##### TASK MATERIAL
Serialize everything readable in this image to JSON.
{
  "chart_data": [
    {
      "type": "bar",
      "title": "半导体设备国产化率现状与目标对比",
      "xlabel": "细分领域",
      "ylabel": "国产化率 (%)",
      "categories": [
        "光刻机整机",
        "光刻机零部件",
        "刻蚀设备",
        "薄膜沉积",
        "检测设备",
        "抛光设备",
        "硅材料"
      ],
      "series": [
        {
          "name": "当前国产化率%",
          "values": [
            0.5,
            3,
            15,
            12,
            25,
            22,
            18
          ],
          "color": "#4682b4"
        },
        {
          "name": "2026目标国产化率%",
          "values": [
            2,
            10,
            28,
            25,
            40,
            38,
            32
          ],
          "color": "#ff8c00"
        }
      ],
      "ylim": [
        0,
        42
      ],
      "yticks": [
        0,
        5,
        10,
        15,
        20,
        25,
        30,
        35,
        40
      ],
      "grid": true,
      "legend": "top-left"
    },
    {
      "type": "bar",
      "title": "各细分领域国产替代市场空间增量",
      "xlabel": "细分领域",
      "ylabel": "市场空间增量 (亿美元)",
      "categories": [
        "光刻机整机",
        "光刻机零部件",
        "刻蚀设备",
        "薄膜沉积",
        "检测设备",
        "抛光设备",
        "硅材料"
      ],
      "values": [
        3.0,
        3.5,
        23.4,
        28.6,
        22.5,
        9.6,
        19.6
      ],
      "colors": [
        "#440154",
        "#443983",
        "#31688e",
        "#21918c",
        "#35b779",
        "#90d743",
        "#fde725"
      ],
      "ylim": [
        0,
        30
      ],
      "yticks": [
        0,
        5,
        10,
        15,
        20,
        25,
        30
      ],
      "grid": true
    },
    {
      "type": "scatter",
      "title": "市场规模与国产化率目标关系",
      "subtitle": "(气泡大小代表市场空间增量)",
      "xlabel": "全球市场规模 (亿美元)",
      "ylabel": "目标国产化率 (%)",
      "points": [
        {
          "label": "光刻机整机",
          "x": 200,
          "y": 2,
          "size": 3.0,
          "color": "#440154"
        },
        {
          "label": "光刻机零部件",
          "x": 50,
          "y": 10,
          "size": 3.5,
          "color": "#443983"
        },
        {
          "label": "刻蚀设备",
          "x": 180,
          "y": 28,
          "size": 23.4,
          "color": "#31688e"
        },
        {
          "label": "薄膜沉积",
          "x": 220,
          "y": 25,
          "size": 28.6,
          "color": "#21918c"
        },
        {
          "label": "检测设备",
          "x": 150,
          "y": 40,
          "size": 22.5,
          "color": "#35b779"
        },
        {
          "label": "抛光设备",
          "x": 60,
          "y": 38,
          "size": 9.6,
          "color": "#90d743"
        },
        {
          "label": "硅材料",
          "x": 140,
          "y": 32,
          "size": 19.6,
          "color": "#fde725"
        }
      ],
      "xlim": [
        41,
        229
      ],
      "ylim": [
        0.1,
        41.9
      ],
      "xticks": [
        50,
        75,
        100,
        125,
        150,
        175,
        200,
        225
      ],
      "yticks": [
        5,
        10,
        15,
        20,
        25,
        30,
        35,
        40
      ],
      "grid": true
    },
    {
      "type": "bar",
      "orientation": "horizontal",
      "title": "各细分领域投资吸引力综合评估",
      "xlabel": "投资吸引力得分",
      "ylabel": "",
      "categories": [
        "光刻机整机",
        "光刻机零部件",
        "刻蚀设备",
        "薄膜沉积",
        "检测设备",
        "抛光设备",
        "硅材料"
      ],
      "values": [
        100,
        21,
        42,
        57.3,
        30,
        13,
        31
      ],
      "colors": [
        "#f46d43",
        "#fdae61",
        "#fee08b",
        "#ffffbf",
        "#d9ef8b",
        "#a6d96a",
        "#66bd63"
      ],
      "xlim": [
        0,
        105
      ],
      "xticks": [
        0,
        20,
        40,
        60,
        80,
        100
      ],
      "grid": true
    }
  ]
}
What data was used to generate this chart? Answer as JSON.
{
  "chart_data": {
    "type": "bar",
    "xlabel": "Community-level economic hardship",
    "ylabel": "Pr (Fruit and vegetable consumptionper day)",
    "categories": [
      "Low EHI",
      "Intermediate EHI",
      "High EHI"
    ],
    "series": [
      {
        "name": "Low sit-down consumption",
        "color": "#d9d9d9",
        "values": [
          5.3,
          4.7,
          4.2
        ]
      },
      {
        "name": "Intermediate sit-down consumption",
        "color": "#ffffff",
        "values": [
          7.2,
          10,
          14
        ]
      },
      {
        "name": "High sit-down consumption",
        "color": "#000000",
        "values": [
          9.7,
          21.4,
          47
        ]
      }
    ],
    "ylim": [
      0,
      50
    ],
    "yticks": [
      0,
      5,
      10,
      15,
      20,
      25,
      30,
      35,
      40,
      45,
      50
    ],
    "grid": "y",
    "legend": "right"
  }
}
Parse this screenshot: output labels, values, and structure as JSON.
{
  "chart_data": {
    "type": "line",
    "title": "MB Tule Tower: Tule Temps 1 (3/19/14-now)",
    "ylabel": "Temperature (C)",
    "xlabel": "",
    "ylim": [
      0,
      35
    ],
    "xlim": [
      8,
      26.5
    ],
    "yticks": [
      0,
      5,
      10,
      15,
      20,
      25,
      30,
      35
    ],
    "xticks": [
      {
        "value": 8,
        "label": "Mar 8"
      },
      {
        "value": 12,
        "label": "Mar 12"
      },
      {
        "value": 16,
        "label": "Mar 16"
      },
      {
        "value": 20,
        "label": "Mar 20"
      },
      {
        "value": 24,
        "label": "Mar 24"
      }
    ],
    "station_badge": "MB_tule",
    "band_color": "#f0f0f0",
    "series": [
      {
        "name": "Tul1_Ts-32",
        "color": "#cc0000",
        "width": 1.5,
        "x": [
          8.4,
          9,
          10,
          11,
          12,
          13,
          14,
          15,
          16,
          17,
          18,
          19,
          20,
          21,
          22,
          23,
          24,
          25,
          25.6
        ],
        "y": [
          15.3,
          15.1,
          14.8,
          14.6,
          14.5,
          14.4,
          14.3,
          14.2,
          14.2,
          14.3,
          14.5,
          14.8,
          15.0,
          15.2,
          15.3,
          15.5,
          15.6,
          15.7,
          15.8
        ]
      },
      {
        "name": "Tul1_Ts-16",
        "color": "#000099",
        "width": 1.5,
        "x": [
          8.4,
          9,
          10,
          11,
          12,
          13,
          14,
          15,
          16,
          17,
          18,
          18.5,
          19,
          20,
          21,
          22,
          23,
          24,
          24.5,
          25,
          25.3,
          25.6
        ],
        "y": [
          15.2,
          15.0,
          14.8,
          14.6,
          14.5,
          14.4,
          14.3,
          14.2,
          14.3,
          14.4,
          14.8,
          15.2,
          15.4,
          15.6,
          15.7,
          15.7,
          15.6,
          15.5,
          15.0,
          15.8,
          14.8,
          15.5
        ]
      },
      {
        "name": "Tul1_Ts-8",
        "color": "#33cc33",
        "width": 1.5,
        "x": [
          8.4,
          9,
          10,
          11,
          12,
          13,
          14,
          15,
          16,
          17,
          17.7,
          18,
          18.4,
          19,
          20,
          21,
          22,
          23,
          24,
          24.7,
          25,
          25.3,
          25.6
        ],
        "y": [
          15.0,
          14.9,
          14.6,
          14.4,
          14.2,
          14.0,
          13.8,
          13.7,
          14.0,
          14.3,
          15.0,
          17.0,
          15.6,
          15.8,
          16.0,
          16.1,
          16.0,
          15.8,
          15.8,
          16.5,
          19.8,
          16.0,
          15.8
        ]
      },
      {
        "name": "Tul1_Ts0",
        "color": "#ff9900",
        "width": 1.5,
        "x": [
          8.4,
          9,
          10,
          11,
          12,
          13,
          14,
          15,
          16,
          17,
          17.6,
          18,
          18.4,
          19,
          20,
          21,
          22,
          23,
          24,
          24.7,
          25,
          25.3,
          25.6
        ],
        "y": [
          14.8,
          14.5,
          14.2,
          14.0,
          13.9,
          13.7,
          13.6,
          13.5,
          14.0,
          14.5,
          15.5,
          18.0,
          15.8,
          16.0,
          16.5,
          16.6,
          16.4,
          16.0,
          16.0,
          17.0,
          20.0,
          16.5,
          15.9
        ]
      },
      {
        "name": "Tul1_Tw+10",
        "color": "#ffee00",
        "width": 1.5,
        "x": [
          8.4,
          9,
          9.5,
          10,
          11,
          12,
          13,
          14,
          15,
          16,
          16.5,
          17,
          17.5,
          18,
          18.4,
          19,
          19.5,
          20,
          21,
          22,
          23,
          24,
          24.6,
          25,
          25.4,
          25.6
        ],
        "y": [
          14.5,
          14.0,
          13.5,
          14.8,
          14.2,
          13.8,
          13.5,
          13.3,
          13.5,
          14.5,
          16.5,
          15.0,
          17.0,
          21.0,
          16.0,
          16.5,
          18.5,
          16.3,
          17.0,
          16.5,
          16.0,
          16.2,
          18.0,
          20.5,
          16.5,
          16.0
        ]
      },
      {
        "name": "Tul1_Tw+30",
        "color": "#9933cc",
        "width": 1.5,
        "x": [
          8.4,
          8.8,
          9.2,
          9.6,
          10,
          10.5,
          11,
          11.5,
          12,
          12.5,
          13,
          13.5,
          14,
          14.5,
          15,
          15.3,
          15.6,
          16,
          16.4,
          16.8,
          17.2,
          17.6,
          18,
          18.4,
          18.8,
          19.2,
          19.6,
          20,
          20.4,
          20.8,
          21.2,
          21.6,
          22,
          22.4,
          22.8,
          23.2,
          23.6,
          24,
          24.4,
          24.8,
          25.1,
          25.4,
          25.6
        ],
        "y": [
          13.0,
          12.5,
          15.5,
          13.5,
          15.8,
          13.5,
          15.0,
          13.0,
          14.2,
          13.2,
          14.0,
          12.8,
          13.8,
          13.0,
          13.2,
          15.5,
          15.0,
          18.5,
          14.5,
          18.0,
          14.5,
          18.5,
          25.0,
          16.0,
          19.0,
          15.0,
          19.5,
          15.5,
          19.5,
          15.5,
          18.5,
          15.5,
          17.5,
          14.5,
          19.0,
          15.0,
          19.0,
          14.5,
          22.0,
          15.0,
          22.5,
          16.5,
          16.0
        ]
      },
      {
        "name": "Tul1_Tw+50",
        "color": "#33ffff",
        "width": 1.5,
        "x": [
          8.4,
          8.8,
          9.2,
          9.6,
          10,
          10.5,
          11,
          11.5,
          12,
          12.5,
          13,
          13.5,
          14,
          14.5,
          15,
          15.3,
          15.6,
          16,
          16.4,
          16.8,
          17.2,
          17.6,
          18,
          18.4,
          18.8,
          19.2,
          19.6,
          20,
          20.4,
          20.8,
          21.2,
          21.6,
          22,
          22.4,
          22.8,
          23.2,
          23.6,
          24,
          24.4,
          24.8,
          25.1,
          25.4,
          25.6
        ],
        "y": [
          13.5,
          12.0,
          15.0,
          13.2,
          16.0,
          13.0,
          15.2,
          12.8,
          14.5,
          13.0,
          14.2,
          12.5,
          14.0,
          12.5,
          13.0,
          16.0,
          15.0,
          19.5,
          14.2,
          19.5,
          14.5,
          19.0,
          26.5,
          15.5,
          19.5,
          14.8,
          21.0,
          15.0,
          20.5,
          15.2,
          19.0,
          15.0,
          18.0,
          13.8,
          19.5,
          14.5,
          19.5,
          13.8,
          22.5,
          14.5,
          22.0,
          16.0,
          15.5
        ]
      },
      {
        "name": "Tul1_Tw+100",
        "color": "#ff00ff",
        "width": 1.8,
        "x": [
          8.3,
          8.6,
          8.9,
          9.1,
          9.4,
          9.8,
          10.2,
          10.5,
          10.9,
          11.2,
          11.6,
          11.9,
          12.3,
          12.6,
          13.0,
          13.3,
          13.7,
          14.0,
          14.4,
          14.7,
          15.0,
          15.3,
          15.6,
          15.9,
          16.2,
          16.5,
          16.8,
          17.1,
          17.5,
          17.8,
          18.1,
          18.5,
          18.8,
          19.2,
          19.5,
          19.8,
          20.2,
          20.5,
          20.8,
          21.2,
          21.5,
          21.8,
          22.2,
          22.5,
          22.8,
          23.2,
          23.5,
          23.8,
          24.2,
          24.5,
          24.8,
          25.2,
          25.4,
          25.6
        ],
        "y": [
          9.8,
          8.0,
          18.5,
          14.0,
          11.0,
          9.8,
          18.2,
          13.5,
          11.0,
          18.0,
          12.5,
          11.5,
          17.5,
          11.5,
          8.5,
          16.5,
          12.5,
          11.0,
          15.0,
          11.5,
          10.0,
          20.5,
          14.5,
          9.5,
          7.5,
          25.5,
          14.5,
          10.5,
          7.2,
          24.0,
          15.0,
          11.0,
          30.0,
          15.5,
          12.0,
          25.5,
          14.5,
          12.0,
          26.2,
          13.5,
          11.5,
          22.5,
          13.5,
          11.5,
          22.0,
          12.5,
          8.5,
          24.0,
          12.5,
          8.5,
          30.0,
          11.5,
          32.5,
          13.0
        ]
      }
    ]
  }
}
##########
• **STATED TASK**: Check each line of the listing above for the string "size", then report only how many lines have it.

• **OUTPUT BELOW**: 7